* DO THIS:
Filter this data down to the lines that hold "Tahun", and copy them.

## Begin DATA SUPPLIED

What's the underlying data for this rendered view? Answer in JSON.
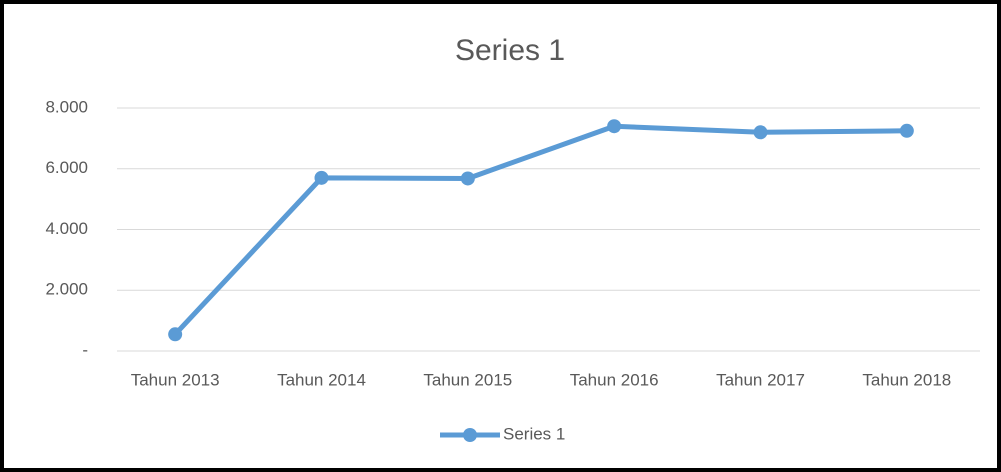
{
  "chart_data": {
    "type": "line",
    "title": "Series 1",
    "categories": [
      "Tahun 2013",
      "Tahun 2014",
      "Tahun 2015",
      "Tahun 2016",
      "Tahun 2017",
      "Tahun 2018"
    ],
    "series": [
      {
        "name": "Series 1",
        "color": "#5b9bd5",
        "values": [
          550,
          5700,
          5680,
          7400,
          7200,
          7250
        ]
      }
    ],
    "ylim": [
      0,
      8000
    ],
    "yticks": [
      {
        "value": 0,
        "label": "-"
      },
      {
        "value": 2000,
        "label": "2.000"
      },
      {
        "value": 4000,
        "label": "4.000"
      },
      {
        "value": 6000,
        "label": "6.000"
      },
      {
        "value": 8000,
        "label": "8.000"
      }
    ],
    "grid": true,
    "legend": "bottom"
  }
}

## End DATA SUPPLIED

* ANSWER TO THE TASK:
      "Tahun 2013",
      "Tahun 2014",
      "Tahun 2015",
      "Tahun 2016",
      "Tahun 2017",
      "Tahun 2018"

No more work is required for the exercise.